* Supplied material *
* begin *

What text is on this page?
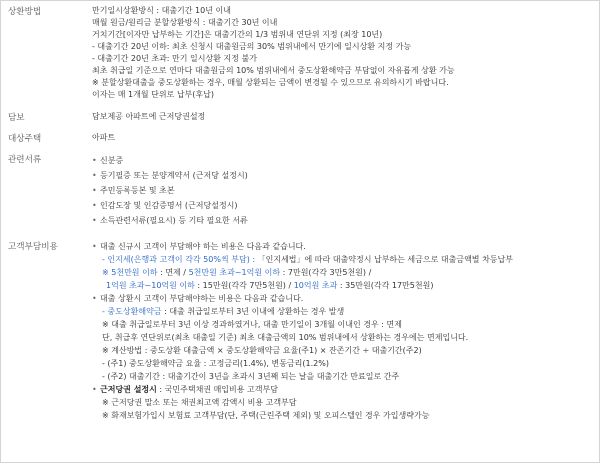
상환방법	만기일시상환방식 : 대출기간 10년 이내
매월 원금/원리금 분할상환방식 : 대출기간 30년 이내
거치기간[이자만 납부하는 기간]은 대출기간의 1/3 범위내 연단위 지정 (최장 10년)
- 대출기간 20년 이하: 최초 신청시 대출원금의 30% 범위내에서 만기에 일시상환 지정 가능
- 대출기간 20년 초과: 만기 일시상환 지정 불가
최초 취급일 기준으로 연마다 대출원금의 10% 범위내에서 중도상환해약금 부담없이 자유롭게 상환 가능
※ 분할상환대출을 중도상환하는 경우, 매월 상환되는 금액이 변경될 수 있으므로 유의하시기 바랍니다.
이자는 매 1개월 단위로 납부(후납)
담보	담보제공 아파트에 근저당권설정
대상주택	아파트
관련서류	• 신분증
• 등기필증 또는 분양계약서 (근저당 설정시)
• 주민등록등본 및 초본
• 인감도장 및 인감증명서 (근저당설정시)
• 소득관련서류(필요시) 등 기타 필요한 서류
고객부담비용	• 대출 신규시 고객이 부담해야 하는 비용은 다음과 같습니다.
- 인지세(은행과 고객이 각각 50%씩 부담) : 「인지세법」에 따라 대출약정시 납부하는 세금으로 대출금액별 차등납부
※ 5천만원 이하 : 면제 / 5천만원 초과~1억원 이하 : 7만원(각각 3만5천원) /
1억원 초과~10억원 이하 : 15만원(각각 7만5천원) / 10억원 초과 : 35만원(각각 17만5천원)
• 대출 상환시 고객이 부담해야하는 비용은 다음과 같습니다.
- 중도상환해약금 : 대출 취급일로부터 3년 이내에 상환하는 경우 발생
※ 대출 취급일로부터 3년 이상 경과하였거나, 대출 만기일이 3개월 이내인 경우 : 면제
단, 취급후 연단위로(최초 대출일 기준) 최초 대출금액의 10% 범위내에서 상환하는 경우에는 면제입니다.
※ 계산방법 : 중도상환 대출금액 × 중도상환해약금 요율(주1) × 잔존기간 ÷ 대출기간(주2)
- (주1) 중도상환해약금 요율 : 고정금리(1.4%), 변동금리(1.2%)
- (주2) 대출기간 : 대출기간이 3년을 초과시 3년째 되는 날을 대출기간 만료일로 간주
• 근저당권 설정시 : 국민주택채권 매입비용 고객부담
※ 근저당권 말소 또는 채권최고액 감액시 비용 고객부담
※ 화재보험가입시 보험료 고객부담(단, 주택(근린주택 제외) 및 오피스텔인 경우 가입생략가능
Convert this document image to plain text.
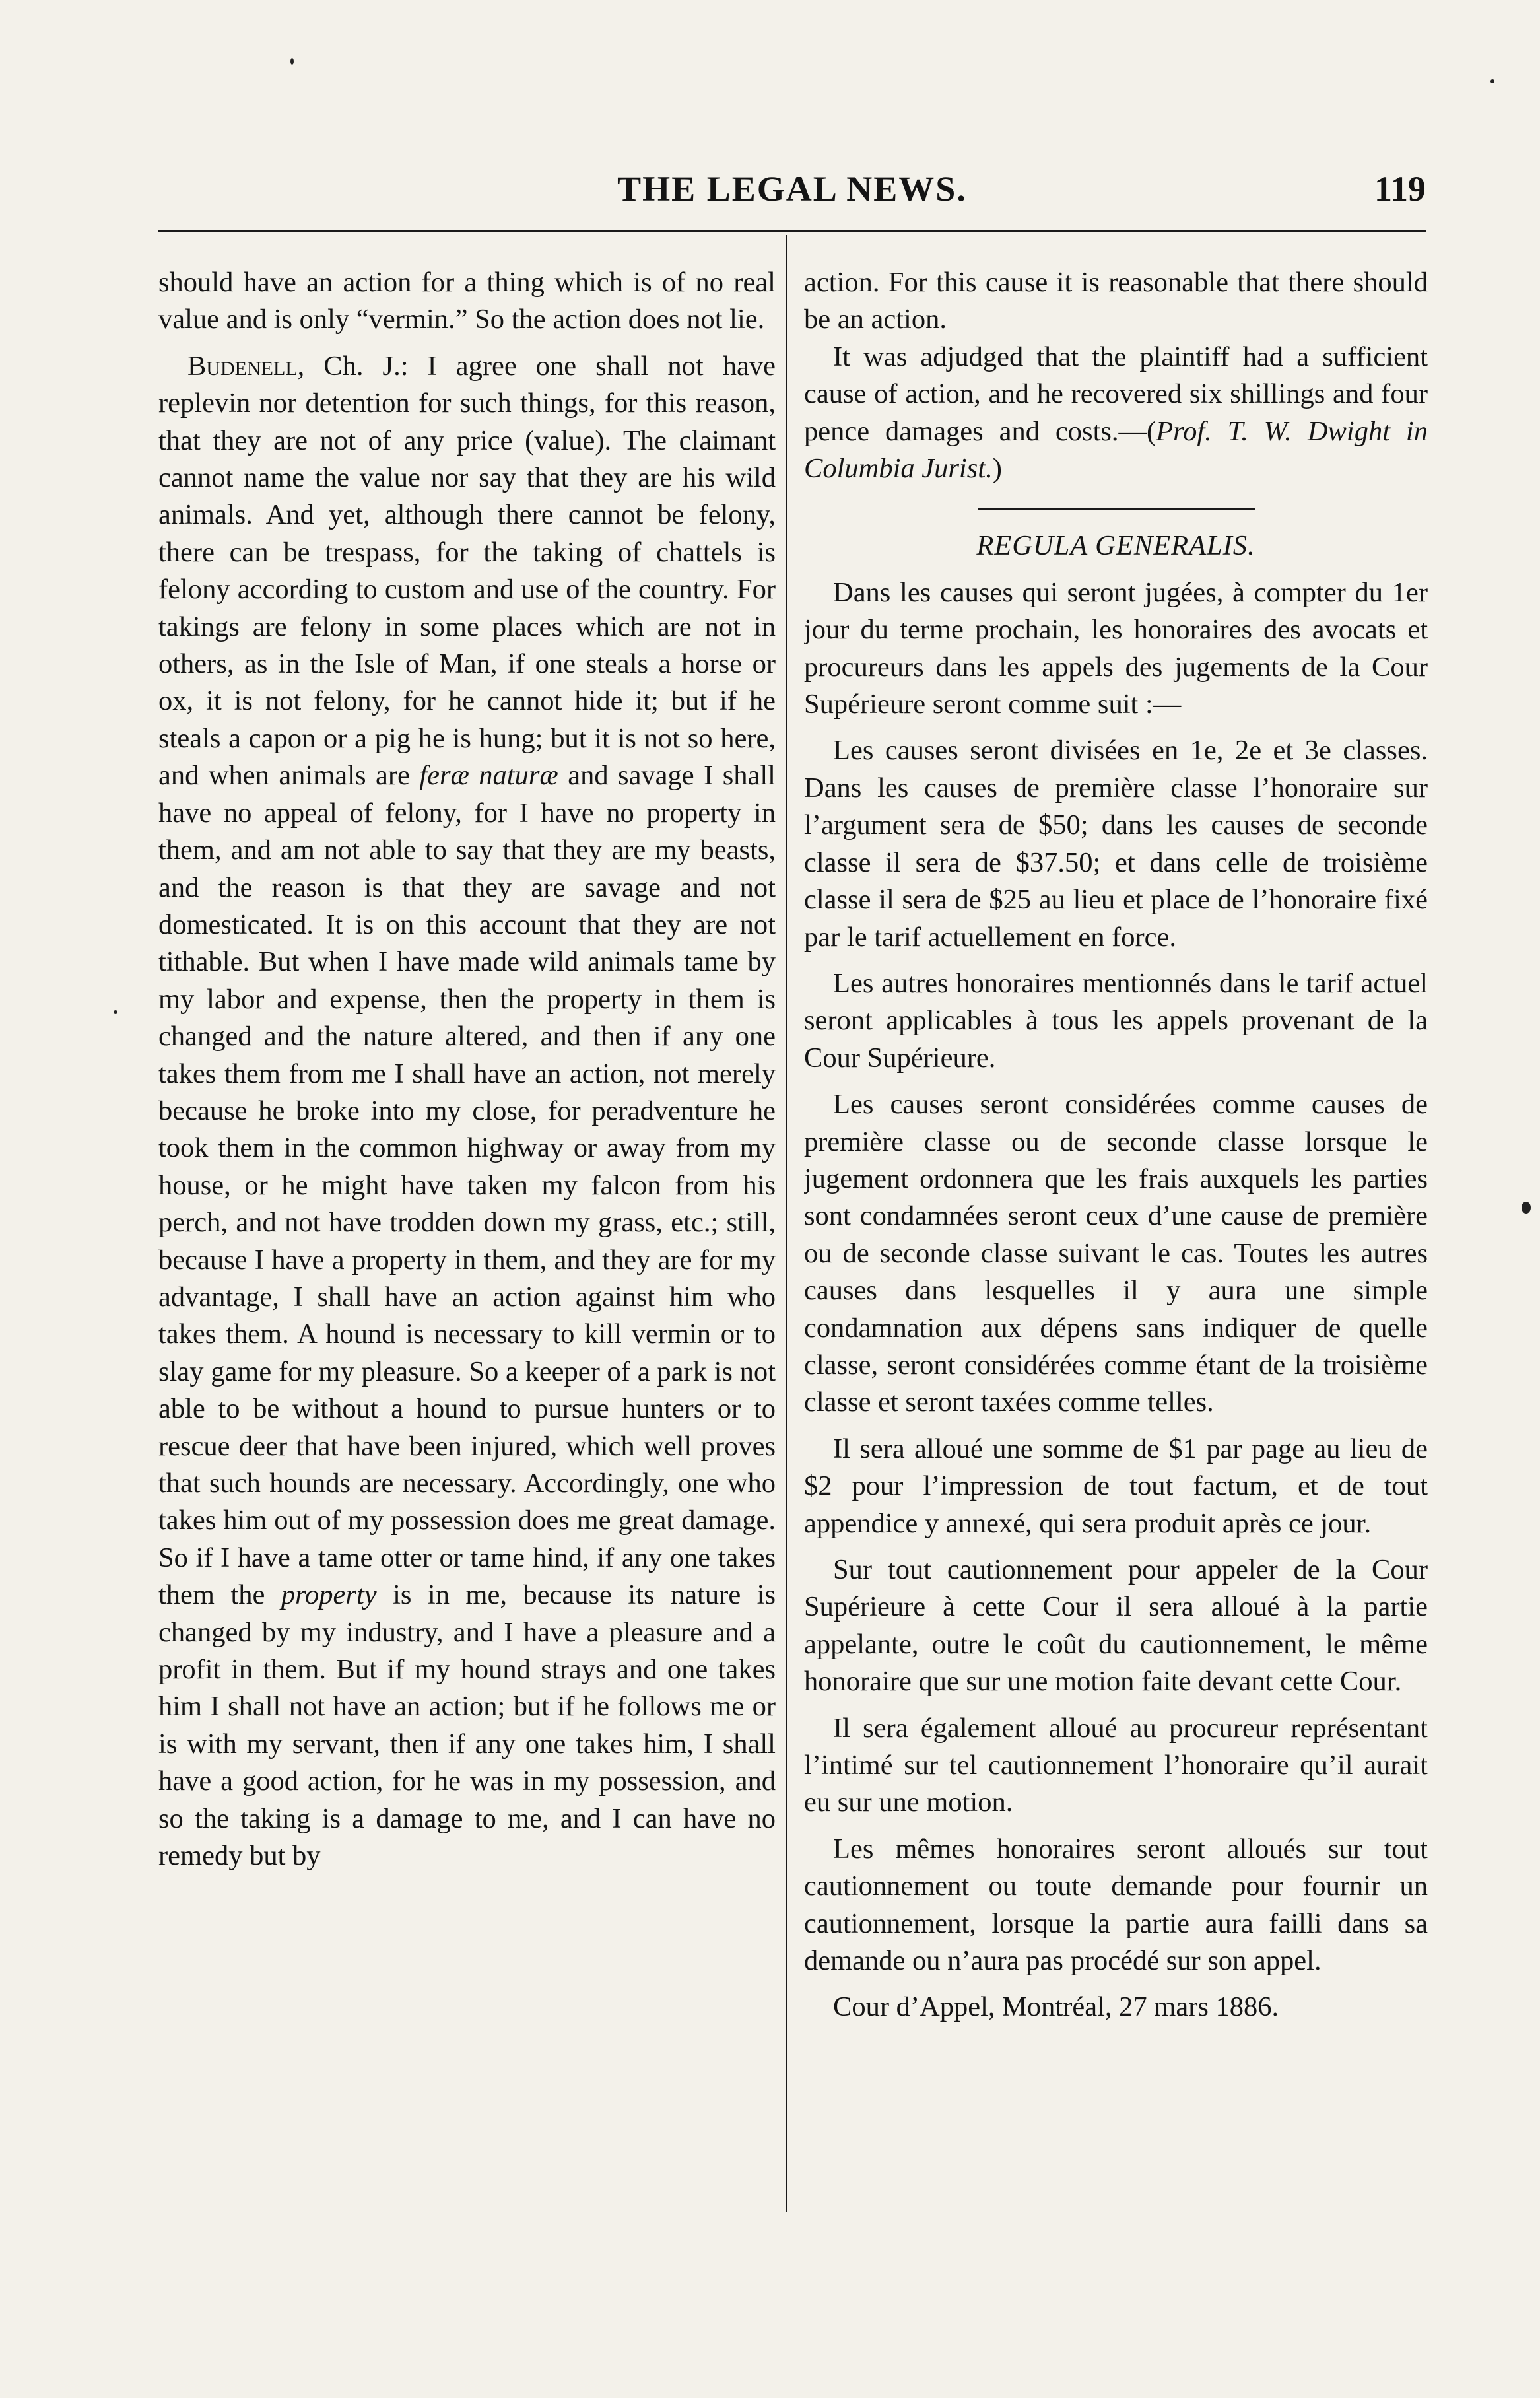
THE LEGAL NEWS.	119

should have an action for a thing which is of no real value and is only “vermin.” So the action does not lie.

Budenell, Ch. J.: I agree one shall not have replevin nor detention for such things, for this reason, that they are not of any price (value). The claimant cannot name the value nor say that they are his wild animals. And yet, although there cannot be felony, there can be trespass, for the taking of chattels is felony according to custom and use of the country. For takings are felony in some places which are not in others, as in the Isle of Man, if one steals a horse or ox, it is not felony, for he cannot hide it; but if he steals a capon or a pig he is hung; but it is not so here, and when animals are feræ naturæ and savage I shall have no appeal of felony, for I have no property in them, and am not able to say that they are my beasts, and the reason is that they are savage and not domesticated. It is on this account that they are not tithable. But when I have made wild animals tame by my labor and expense, then the property in them is changed and the nature altered, and then if any one takes them from me I shall have an action, not merely because he broke into my close, for peradventure he took them in the common highway or away from my house, or he might have taken my falcon from his perch, and not have trodden down my grass, etc.; still, because I have a property in them, and they are for my advantage, I shall have an action against him who takes them. A hound is necessary to kill vermin or to slay game for my pleasure. So a keeper of a park is not able to be without a hound to pursue hunters or to rescue deer that have been injured, which well proves that such hounds are necessary. Accordingly, one who takes him out of my possession does me great damage. So if I have a tame otter or tame hind, if any one takes them the property is in me, because its nature is changed by my industry, and I have a pleasure and a profit in them. But if my hound strays and one takes him I shall not have an action; but if he follows me or is with my servant, then if any one takes him, I shall have a good action, for he was in my possession, and so the taking is a damage to me, and I can have no remedy but by

action. For this cause it is reasonable that there should be an action.

It was adjudged that the plaintiff had a sufficient cause of action, and he recovered six shillings and four pence damages and costs.—(Prof. T. W. Dwight in Columbia Jurist.)

REGULA GENERALIS.

Dans les causes qui seront jugées, à compter du 1er jour du terme prochain, les honoraires des avocats et procureurs dans les appels des jugements de la Cour Supérieure seront comme suit :—

Les causes seront divisées en 1e, 2e et 3e classes. Dans les causes de première classe l’honoraire sur l’argument sera de $50; dans les causes de seconde classe il sera de $37.50; et dans celle de troisième classe il sera de $25 au lieu et place de l’honoraire fixé par le tarif actuellement en force.

Les autres honoraires mentionnés dans le tarif actuel seront applicables à tous les appels provenant de la Cour Supérieure.

Les causes seront considérées comme causes de première classe ou de seconde classe lorsque le jugement ordonnera que les frais auxquels les parties sont condamnées seront ceux d’une cause de première ou de seconde classe suivant le cas. Toutes les autres causes dans lesquelles il y aura une simple condamnation aux dépens sans indiquer de quelle classe, seront considérées comme étant de la troisième classe et seront taxées comme telles.

Il sera alloué une somme de $1 par page au lieu de $2 pour l’impression de tout factum, et de tout appendice y annexé, qui sera produit après ce jour.

Sur tout cautionnement pour appeler de la Cour Supérieure à cette Cour il sera alloué à la partie appelante, outre le coût du cautionnement, le même honoraire que sur une motion faite devant cette Cour.

Il sera également alloué au procureur représentant l’intimé sur tel cautionnement l’honoraire qu’il aurait eu sur une motion.

Les mêmes honoraires seront alloués sur tout cautionnement ou toute demande pour fournir un cautionnement, lorsque la partie aura failli dans sa demande ou n’aura pas procédé sur son appel.

Cour d’Appel, Montréal, 27 mars 1886.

* end *

* Problem *
An exact transcription of all the entries is required, without the pictures.

* Answer below *
What text is on this page?
상환방법	만기일시상환방식 : 대출기간 10년 이내
매월 원금/원리금 분할상환방식 : 대출기간 30년 이내
거치기간[이자만 납부하는 기간]은 대출기간의 1/3 범위내 연단위 지정 (최장 10년)
- 대출기간 20년 이하: 최초 신청시 대출원금의 30% 범위내에서 만기에 일시상환 지정 가능
- 대출기간 20년 초과: 만기 일시상환 지정 불가
최초 취급일 기준으로 연마다 대출원금의 10% 범위내에서 중도상환해약금 부담없이 자유롭게 상환 가능
※ 분할상환대출을 중도상환하는 경우, 매월 상환되는 금액이 변경될 수 있으므로 유의하시기 바랍니다.
이자는 매 1개월 단위로 납부(후납)
담보	담보제공 아파트에 근저당권설정
대상주택	아파트
관련서류	• 신분증
• 등기필증 또는 분양계약서 (근저당 설정시)
• 주민등록등본 및 초본
• 인감도장 및 인감증명서 (근저당설정시)
• 소득관련서류(필요시) 등 기타 필요한 서류
고객부담비용	• 대출 신규시 고객이 부담해야 하는 비용은 다음과 같습니다.
- 인지세(은행과 고객이 각각 50%씩 부담) : 「인지세법」에 따라 대출약정시 납부하는 세금으로 대출금액별 차등납부
※ 5천만원 이하 : 면제 / 5천만원 초과~1억원 이하 : 7만원(각각 3만5천원) /
1억원 초과~10억원 이하 : 15만원(각각 7만5천원) / 10억원 초과 : 35만원(각각 17만5천원)
• 대출 상환시 고객이 부담해야하는 비용은 다음과 같습니다.
- 중도상환해약금 : 대출 취급일로부터 3년 이내에 상환하는 경우 발생
※ 대출 취급일로부터 3년 이상 경과하였거나, 대출 만기일이 3개월 이내인 경우 : 면제
단, 취급후 연단위로(최초 대출일 기준) 최초 대출금액의 10% 범위내에서 상환하는 경우에는 면제입니다.
※ 계산방법 : 중도상환 대출금액 × 중도상환해약금 요율(주1) × 잔존기간 ÷ 대출기간(주2)
- (주1) 중도상환해약금 요율 : 고정금리(1.4%), 변동금리(1.2%)
- (주2) 대출기간 : 대출기간이 3년을 초과시 3년째 되는 날을 대출기간 만료일로 간주
• 근저당권 설정시 : 국민주택채권 매입비용 고객부담
※ 근저당권 말소 또는 채권최고액 감액시 비용 고객부담
※ 화재보험가입시 보험료 고객부담(단, 주택(근린주택 제외) 및 오피스텔인 경우 가입생략가능
Convert this document image to plain text.
THE LEGAL NEWS.	119

should have an action for a thing which is of no real value and is only “vermin.” So the action does not lie.

Budenell, Ch. J.: I agree one shall not have replevin nor detention for such things, for this reason, that they are not of any price (value). The claimant cannot name the value nor say that they are his wild animals. And yet, although there cannot be felony, there can be trespass, for the taking of chattels is felony according to custom and use of the country. For takings are felony in some places which are not in others, as in the Isle of Man, if one steals a horse or ox, it is not felony, for he cannot hide it; but if he steals a capon or a pig he is hung; but it is not so here, and when animals are feræ naturæ and savage I shall have no appeal of felony, for I have no property in them, and am not able to say that they are my beasts, and the reason is that they are savage and not domesticated. It is on this account that they are not tithable. But when I have made wild animals tame by my labor and expense, then the property in them is changed and the nature altered, and then if any one takes them from me I shall have an action, not merely because he broke into my close, for peradventure he took them in the common highway or away from my house, or he might have taken my falcon from his perch, and not have trodden down my grass, etc.; still, because I have a property in them, and they are for my advantage, I shall have an action against him who takes them. A hound is necessary to kill vermin or to slay game for my pleasure. So a keeper of a park is not able to be without a hound to pursue hunters or to rescue deer that have been injured, which well proves that such hounds are necessary. Accordingly, one who takes him out of my possession does me great damage. So if I have a tame otter or tame hind, if any one takes them the property is in me, because its nature is changed by my industry, and I have a pleasure and a profit in them. But if my hound strays and one takes him I shall not have an action; but if he follows me or is with my servant, then if any one takes him, I shall have a good action, for he was in my possession, and so the taking is a damage to me, and I can have no remedy but by

action. For this cause it is reasonable that there should be an action.

It was adjudged that the plaintiff had a sufficient cause of action, and he recovered six shillings and four pence damages and costs.—(Prof. T. W. Dwight in Columbia Jurist.)

REGULA GENERALIS.

Dans les causes qui seront jugées, à compter du 1er jour du terme prochain, les honoraires des avocats et procureurs dans les appels des jugements de la Cour Supérieure seront comme suit :—

Les causes seront divisées en 1e, 2e et 3e classes. Dans les causes de première classe l’honoraire sur l’argument sera de $50; dans les causes de seconde classe il sera de $37.50; et dans celle de troisième classe il sera de $25 au lieu et place de l’honoraire fixé par le tarif actuellement en force.

Les autres honoraires mentionnés dans le tarif actuel seront applicables à tous les appels provenant de la Cour Supérieure.

Les causes seront considérées comme causes de première classe ou de seconde classe lorsque le jugement ordonnera que les frais auxquels les parties sont condamnées seront ceux d’une cause de première ou de seconde classe suivant le cas. Toutes les autres causes dans lesquelles il y aura une simple condamnation aux dépens sans indiquer de quelle classe, seront considérées comme étant de la troisième classe et seront taxées comme telles.

Il sera alloué une somme de $1 par page au lieu de $2 pour l’impression de tout factum, et de tout appendice y annexé, qui sera produit après ce jour.

Sur tout cautionnement pour appeler de la Cour Supérieure à cette Cour il sera alloué à la partie appelante, outre le coût du cautionnement, le même honoraire que sur une motion faite devant cette Cour.

Il sera également alloué au procureur représentant l’intimé sur tel cautionnement l’honoraire qu’il aurait eu sur une motion.

Les mêmes honoraires seront alloués sur tout cautionnement ou toute demande pour fournir un cautionnement, lorsque la partie aura failli dans sa demande ou n’aura pas procédé sur son appel.

Cour d’Appel, Montréal, 27 mars 1886.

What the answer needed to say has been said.